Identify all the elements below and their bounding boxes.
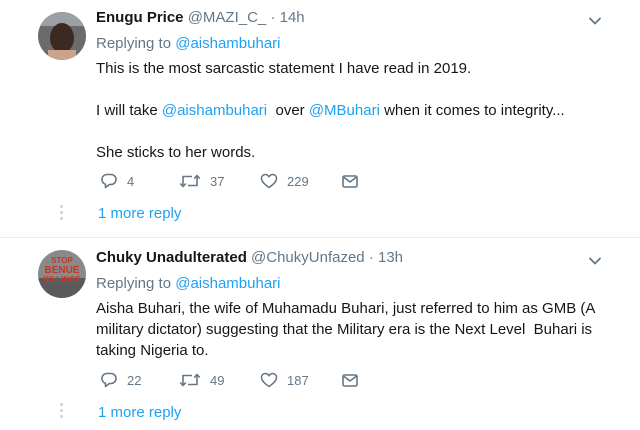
user-handle[interactable]: @ChukyUnfazed: [251, 249, 365, 266]
direct-message-button[interactable]: [341, 369, 359, 391]
user-handle[interactable]: @MAZI_C_: [188, 9, 267, 26]
like-icon: [260, 372, 278, 388]
display-name[interactable]: Enugu Price: [96, 9, 184, 26]
tweet-line: This is the most sarcastic statement I h…: [96, 60, 472, 77]
thread-connector: [60, 205, 64, 223]
tweet-line: I will take @aishambuhari over @MBuhari …: [96, 100, 596, 121]
tweet-header: Enugu Price @MAZI_C_ · 14h: [96, 8, 305, 28]
like-count: 187: [287, 372, 309, 388]
avatar-text: KILLINGS: [43, 275, 81, 284]
mention-link[interactable]: @aishambuhari: [175, 275, 280, 292]
retweet-count: 49: [210, 372, 225, 388]
replying-to: Replying to @aishambuhari: [96, 34, 281, 54]
mention-link[interactable]: @MBuhari: [309, 102, 380, 119]
like-button[interactable]: 187: [260, 369, 309, 391]
more-replies-link[interactable]: 1 more reply: [98, 205, 181, 222]
replying-to: Replying to @aishambuhari: [96, 274, 281, 294]
tweet-header: Chuky Unadulterated @ChukyUnfazed · 13h: [96, 248, 403, 268]
retweet-icon: [179, 373, 201, 387]
more-replies-link[interactable]: 1 more reply: [98, 404, 181, 421]
reply-count: 22: [127, 372, 142, 388]
avatar-text: STOP: [51, 256, 73, 265]
retweet-icon: [179, 174, 201, 188]
avatar[interactable]: [38, 12, 86, 60]
thread-connector: [60, 403, 64, 421]
text-fragment: over: [267, 102, 309, 119]
replying-to-label: Replying to: [96, 275, 176, 292]
tweet-text: Aisha Buhari, the wife of Muhamadu Buhar…: [96, 298, 596, 361]
chevron-down-icon[interactable]: [588, 254, 602, 268]
reply-icon: [101, 173, 117, 189]
direct-message-icon: [342, 374, 358, 387]
direct-message-button[interactable]: [341, 170, 359, 192]
reply-button[interactable]: 4: [100, 170, 134, 192]
timestamp[interactable]: 13h: [378, 249, 403, 266]
retweet-button[interactable]: 37: [179, 170, 224, 192]
display-name[interactable]: Chuky Unadulterated: [96, 249, 247, 266]
tweet-line: She sticks to her words.: [96, 144, 256, 161]
reply-icon: [101, 372, 117, 388]
retweet-button[interactable]: 49: [179, 369, 224, 391]
like-count: 229: [287, 173, 309, 189]
mention-link[interactable]: @aishambuhari: [162, 102, 267, 119]
reply-count: 4: [127, 173, 135, 189]
like-button[interactable]: 229: [260, 170, 309, 192]
like-icon: [260, 173, 278, 189]
reply-button[interactable]: 22: [100, 369, 141, 391]
text-fragment: I will take: [96, 102, 162, 119]
text-fragment: when it comes to integrity...: [379, 102, 565, 119]
mention-link[interactable]: @aishambuhari: [175, 35, 280, 52]
chevron-down-icon[interactable]: [588, 14, 602, 28]
tweet-chuky-unadulterated[interactable]: STOP BENUE KILLINGS Chuky Unadulterated …: [0, 238, 640, 430]
avatar[interactable]: STOP BENUE KILLINGS: [38, 250, 86, 298]
replying-to-label: Replying to: [96, 35, 176, 52]
separator-dot: ·: [368, 249, 374, 266]
tweet-line: Aisha Buhari, the wife of Muhamadu Buhar…: [96, 300, 599, 359]
direct-message-icon: [342, 175, 358, 188]
timestamp[interactable]: 14h: [280, 9, 305, 26]
tweet-text: This is the most sarcastic statement I h…: [96, 58, 596, 163]
retweet-count: 37: [210, 173, 225, 189]
separator-dot: ·: [270, 9, 276, 26]
tweet-enugu-price[interactable]: Enugu Price @MAZI_C_ · 14h Replying to @…: [0, 0, 640, 237]
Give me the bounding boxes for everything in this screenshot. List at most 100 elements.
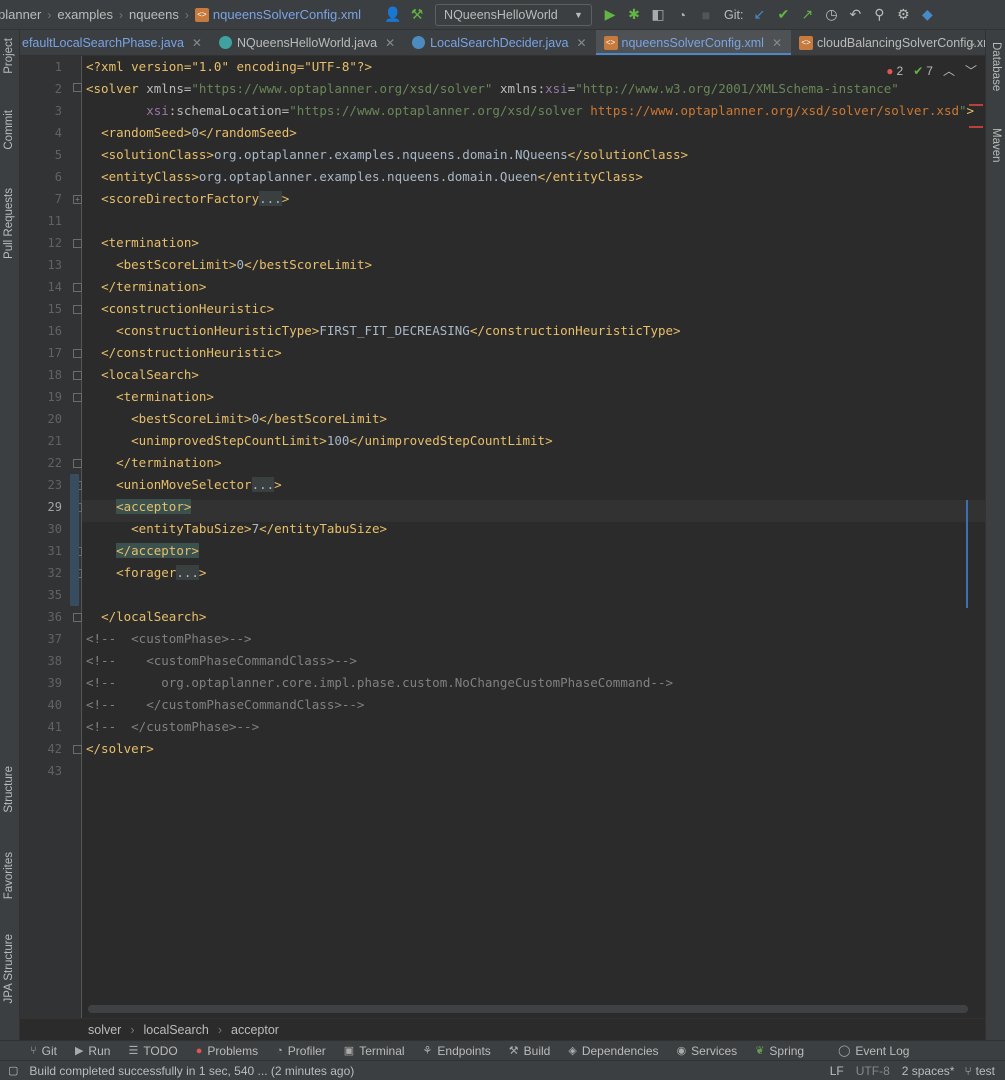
═══
**What is asked**
Rewrite only the stretch of the data that opens with the line containing "user-handle[interactable]: @ChukyUnfazed: [251, 249, 365, 266]" and closes with the line containing "chevron-down-icon[interactable]: [588, 254, 602, 268]", substituting "thread-line" for every occurrence of "thread-connector" and keeping all other text the same.

**Complete answer**
user-handle[interactable]: @ChukyUnfazed: [251, 249, 365, 266]
direct-message-button[interactable]: [341, 369, 359, 391]
user-handle[interactable]: @MAZI_C_: [188, 9, 267, 26]
like-icon: [260, 372, 278, 388]
display-name[interactable]: Enugu Price: [96, 9, 184, 26]
tweet-line: This is the most sarcastic statement I h…: [96, 60, 472, 77]
thread-line: [60, 205, 64, 223]
tweet-line: I will take @aishambuhari over @MBuhari …: [96, 100, 596, 121]
tweet-header: Enugu Price @MAZI_C_ · 14h: [96, 8, 305, 28]
like-count: 187: [287, 372, 309, 388]
avatar-text: KILLINGS: [43, 275, 81, 284]
mention-link[interactable]: @aishambuhari: [175, 275, 280, 292]
retweet-count: 49: [210, 372, 225, 388]
replying-to: Replying to @aishambuhari: [96, 34, 281, 54]
mention-link[interactable]: @MBuhari: [309, 102, 380, 119]
like-button[interactable]: 187: [260, 369, 309, 391]
more-replies-link[interactable]: 1 more reply: [98, 205, 181, 222]
replying-to: Replying to @aishambuhari: [96, 274, 281, 294]
tweet-header: Chuky Unadulterated @ChukyUnfazed · 13h: [96, 248, 403, 268]
retweet-icon: [179, 373, 201, 387]
more-replies-link[interactable]: 1 more reply: [98, 404, 181, 421]
reply-count: 22: [127, 372, 142, 388]
avatar-text: STOP: [51, 256, 73, 265]
retweet-icon: [179, 174, 201, 188]
avatar[interactable]: [38, 12, 86, 60]
thread-line: [60, 403, 64, 421]
text-fragment: over: [267, 102, 309, 119]
replying-to-label: Replying to: [96, 275, 176, 292]
tweet-text: Aisha Buhari, the wife of Muhamadu Buhar…: [96, 298, 596, 361]
chevron-down-icon[interactable]: [588, 254, 602, 268]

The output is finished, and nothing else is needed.